[Stored records]
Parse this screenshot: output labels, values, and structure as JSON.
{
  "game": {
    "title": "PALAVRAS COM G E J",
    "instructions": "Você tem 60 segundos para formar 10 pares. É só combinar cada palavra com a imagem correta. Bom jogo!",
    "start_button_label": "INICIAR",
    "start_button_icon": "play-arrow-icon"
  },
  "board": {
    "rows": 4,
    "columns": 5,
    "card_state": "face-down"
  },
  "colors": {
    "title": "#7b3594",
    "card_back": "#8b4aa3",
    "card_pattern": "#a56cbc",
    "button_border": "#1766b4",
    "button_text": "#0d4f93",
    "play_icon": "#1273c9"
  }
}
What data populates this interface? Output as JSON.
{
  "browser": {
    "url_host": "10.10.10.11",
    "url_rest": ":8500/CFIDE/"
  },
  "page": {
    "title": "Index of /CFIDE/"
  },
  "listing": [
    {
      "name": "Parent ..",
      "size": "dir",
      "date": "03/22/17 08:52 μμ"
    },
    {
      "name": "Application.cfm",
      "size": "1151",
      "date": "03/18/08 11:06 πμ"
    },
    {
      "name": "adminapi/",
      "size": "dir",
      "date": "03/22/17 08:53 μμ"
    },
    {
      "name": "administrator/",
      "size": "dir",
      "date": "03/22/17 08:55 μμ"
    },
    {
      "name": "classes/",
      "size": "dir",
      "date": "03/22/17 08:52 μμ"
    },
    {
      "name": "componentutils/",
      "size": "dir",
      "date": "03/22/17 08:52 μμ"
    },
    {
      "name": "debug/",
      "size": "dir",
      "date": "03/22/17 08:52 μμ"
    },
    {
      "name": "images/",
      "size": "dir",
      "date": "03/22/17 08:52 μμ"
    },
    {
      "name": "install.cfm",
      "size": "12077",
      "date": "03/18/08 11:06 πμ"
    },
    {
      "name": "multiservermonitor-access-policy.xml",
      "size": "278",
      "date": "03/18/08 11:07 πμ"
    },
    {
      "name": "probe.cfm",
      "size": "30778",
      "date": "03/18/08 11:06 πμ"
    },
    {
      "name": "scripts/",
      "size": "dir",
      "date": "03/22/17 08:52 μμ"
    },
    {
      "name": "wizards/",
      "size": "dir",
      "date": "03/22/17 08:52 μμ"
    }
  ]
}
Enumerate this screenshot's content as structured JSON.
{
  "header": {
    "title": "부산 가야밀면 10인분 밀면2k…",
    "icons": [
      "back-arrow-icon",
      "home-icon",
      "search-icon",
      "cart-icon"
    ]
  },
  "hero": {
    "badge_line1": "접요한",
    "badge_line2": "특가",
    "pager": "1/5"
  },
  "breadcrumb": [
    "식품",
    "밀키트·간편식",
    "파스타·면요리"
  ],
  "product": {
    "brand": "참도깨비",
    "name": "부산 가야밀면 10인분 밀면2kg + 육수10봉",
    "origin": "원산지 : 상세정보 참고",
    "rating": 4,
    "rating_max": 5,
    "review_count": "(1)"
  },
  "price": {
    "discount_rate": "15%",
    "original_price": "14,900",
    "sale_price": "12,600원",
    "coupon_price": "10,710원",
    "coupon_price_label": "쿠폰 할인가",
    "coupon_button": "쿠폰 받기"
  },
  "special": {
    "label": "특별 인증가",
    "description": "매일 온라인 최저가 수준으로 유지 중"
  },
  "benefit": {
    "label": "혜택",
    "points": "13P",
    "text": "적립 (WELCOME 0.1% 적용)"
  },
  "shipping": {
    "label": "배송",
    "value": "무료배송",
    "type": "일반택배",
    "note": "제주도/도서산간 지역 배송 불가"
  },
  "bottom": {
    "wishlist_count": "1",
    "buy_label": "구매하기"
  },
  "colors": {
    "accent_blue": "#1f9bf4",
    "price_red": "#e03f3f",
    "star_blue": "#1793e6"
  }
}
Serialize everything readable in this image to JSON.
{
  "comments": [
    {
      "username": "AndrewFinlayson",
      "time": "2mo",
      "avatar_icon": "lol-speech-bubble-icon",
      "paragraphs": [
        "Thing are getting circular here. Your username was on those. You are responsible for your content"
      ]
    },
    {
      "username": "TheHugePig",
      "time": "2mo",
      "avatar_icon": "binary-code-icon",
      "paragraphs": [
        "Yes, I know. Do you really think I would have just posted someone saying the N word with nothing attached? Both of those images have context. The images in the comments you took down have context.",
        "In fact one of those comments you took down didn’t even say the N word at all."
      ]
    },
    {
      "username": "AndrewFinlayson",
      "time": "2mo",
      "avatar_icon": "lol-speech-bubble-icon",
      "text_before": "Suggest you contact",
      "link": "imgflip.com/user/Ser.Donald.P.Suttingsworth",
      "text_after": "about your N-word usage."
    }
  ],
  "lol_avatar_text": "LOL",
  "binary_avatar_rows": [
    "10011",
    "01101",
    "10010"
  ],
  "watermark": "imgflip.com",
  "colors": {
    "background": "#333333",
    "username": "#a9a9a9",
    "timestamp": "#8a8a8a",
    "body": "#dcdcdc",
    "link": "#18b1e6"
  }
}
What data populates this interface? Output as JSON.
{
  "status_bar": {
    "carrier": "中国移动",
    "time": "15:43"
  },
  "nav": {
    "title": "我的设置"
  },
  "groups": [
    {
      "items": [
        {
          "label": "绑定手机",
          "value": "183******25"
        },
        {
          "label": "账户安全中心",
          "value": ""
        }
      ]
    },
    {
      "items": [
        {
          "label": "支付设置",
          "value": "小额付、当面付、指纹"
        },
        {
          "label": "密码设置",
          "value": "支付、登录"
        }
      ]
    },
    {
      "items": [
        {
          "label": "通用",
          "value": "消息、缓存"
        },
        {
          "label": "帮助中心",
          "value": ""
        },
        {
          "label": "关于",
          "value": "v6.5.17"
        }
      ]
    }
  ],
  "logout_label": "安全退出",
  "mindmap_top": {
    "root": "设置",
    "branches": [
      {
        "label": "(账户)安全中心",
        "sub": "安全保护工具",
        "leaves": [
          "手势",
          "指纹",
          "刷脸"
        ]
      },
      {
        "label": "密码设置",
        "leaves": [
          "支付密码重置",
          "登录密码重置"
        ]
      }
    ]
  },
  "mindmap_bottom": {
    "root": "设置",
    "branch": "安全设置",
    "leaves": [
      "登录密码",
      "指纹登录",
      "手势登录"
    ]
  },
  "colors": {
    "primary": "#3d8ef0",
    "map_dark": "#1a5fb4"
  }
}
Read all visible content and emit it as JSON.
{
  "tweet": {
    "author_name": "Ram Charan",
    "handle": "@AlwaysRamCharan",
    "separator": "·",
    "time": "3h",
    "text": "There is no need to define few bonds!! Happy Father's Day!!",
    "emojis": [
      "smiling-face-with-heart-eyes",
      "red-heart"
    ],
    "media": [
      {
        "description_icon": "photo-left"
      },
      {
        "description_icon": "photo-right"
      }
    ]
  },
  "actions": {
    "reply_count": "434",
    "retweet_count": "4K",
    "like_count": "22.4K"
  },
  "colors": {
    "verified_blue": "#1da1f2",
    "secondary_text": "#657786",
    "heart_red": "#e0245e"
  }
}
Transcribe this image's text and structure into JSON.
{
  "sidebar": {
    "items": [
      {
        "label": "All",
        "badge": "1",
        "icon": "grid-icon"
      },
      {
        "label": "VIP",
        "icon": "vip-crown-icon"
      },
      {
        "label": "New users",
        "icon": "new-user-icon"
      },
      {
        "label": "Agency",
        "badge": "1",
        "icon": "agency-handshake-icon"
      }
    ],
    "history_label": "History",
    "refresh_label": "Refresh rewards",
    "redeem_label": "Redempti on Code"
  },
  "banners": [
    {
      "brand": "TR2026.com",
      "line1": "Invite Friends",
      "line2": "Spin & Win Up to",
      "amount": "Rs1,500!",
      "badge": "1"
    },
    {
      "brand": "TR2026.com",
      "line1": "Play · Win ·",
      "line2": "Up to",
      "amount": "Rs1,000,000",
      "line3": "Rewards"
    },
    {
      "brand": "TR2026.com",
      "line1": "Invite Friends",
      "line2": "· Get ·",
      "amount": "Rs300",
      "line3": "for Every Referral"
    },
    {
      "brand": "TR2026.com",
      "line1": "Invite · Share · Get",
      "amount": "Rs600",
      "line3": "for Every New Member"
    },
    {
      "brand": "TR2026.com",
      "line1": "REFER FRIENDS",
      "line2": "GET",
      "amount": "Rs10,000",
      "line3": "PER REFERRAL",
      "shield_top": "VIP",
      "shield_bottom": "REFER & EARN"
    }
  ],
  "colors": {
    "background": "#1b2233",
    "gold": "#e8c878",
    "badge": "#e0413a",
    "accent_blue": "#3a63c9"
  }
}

## [Task goal]
Track down every line with the word "link" and copy it.

## [Expected answer]
      "link": "imgflip.com/user/Ser.Donald.P.Suttingsworth",
    "link": "#18b1e6"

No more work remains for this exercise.